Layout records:
——

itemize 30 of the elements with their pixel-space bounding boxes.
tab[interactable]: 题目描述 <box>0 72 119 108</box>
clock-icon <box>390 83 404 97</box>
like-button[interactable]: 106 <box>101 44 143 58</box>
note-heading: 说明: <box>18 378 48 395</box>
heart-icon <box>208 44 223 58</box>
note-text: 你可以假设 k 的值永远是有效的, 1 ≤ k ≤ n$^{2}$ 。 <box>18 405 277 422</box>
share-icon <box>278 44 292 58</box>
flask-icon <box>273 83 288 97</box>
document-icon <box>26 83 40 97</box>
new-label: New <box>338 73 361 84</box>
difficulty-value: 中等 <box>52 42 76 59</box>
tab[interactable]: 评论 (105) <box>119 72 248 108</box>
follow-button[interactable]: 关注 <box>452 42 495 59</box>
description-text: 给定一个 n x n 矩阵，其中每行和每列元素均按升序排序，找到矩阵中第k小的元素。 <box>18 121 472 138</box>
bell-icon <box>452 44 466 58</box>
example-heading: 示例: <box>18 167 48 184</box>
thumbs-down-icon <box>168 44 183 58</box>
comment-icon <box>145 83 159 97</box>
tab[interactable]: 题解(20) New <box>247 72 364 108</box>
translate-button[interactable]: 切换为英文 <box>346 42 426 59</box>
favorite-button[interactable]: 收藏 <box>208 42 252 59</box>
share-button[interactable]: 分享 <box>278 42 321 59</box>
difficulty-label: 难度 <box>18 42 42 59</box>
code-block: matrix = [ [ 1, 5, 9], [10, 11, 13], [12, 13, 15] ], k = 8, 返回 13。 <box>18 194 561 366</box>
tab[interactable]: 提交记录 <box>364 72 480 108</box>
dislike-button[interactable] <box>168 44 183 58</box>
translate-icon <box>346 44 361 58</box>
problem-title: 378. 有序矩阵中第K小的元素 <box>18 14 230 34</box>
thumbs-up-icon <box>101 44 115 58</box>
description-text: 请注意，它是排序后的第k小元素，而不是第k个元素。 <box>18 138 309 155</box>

——

◆ Given task
Swap "description-text" for "body-text" throughout the records, and reproduce every line with nothing else altered.

◆ Solution to this problem
itemize 30 of the elements with their pixel-space bounding boxes.
tab[interactable]: 题目描述 <box>0 72 119 108</box>
clock-icon <box>390 83 404 97</box>
like-button[interactable]: 106 <box>101 44 143 58</box>
note-heading: 说明: <box>18 378 48 395</box>
heart-icon <box>208 44 223 58</box>
note-text: 你可以假设 k 的值永远是有效的, 1 ≤ k ≤ n$^{2}$ 。 <box>18 405 277 422</box>
share-icon <box>278 44 292 58</box>
flask-icon <box>273 83 288 97</box>
document-icon <box>26 83 40 97</box>
new-label: New <box>338 73 361 84</box>
difficulty-value: 中等 <box>52 42 76 59</box>
tab[interactable]: 评论 (105) <box>119 72 248 108</box>
follow-button[interactable]: 关注 <box>452 42 495 59</box>
body-text: 给定一个 n x n 矩阵，其中每行和每列元素均按升序排序，找到矩阵中第k小的元素。 <box>18 121 472 138</box>
bell-icon <box>452 44 466 58</box>
example-heading: 示例: <box>18 167 48 184</box>
thumbs-down-icon <box>168 44 183 58</box>
comment-icon <box>145 83 159 97</box>
tab[interactable]: 题解(20) New <box>247 72 364 108</box>
translate-button[interactable]: 切换为英文 <box>346 42 426 59</box>
favorite-button[interactable]: 收藏 <box>208 42 252 59</box>
share-button[interactable]: 分享 <box>278 42 321 59</box>
difficulty-label: 难度 <box>18 42 42 59</box>
code-block: matrix = [ [ 1, 5, 9], [10, 11, 13], [12, 13, 15] ], k = 8, 返回 13。 <box>18 194 561 366</box>
tab[interactable]: 提交记录 <box>364 72 480 108</box>
dislike-button[interactable] <box>168 44 183 58</box>
translate-icon <box>346 44 361 58</box>
problem-title: 378. 有序矩阵中第K小的元素 <box>18 14 230 34</box>
thumbs-up-icon <box>101 44 115 58</box>
body-text: 请注意，它是排序后的第k小元素，而不是第k个元素。 <box>18 138 309 155</box>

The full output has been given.